[Extracted data entries]
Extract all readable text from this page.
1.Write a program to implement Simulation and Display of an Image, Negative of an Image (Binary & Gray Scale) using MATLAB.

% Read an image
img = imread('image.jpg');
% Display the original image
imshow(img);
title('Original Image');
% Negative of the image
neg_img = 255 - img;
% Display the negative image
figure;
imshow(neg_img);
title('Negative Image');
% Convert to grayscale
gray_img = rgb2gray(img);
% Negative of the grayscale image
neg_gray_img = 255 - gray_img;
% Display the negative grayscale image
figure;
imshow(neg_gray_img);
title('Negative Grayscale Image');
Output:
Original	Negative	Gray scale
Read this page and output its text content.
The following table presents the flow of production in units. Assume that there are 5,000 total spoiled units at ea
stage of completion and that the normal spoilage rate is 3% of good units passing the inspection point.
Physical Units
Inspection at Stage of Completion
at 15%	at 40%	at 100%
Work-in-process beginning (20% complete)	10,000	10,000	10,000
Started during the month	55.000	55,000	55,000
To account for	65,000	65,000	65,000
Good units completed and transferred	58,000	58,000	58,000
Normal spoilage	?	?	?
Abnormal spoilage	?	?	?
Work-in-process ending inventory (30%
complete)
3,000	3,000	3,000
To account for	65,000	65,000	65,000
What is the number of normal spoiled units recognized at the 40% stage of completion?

What this task involves
Using the listing above, gather each line that holds the string "title" and copy it.

Exercise response
title('Original Image');
title('Negative Image');
title('Negative Grayscale Image');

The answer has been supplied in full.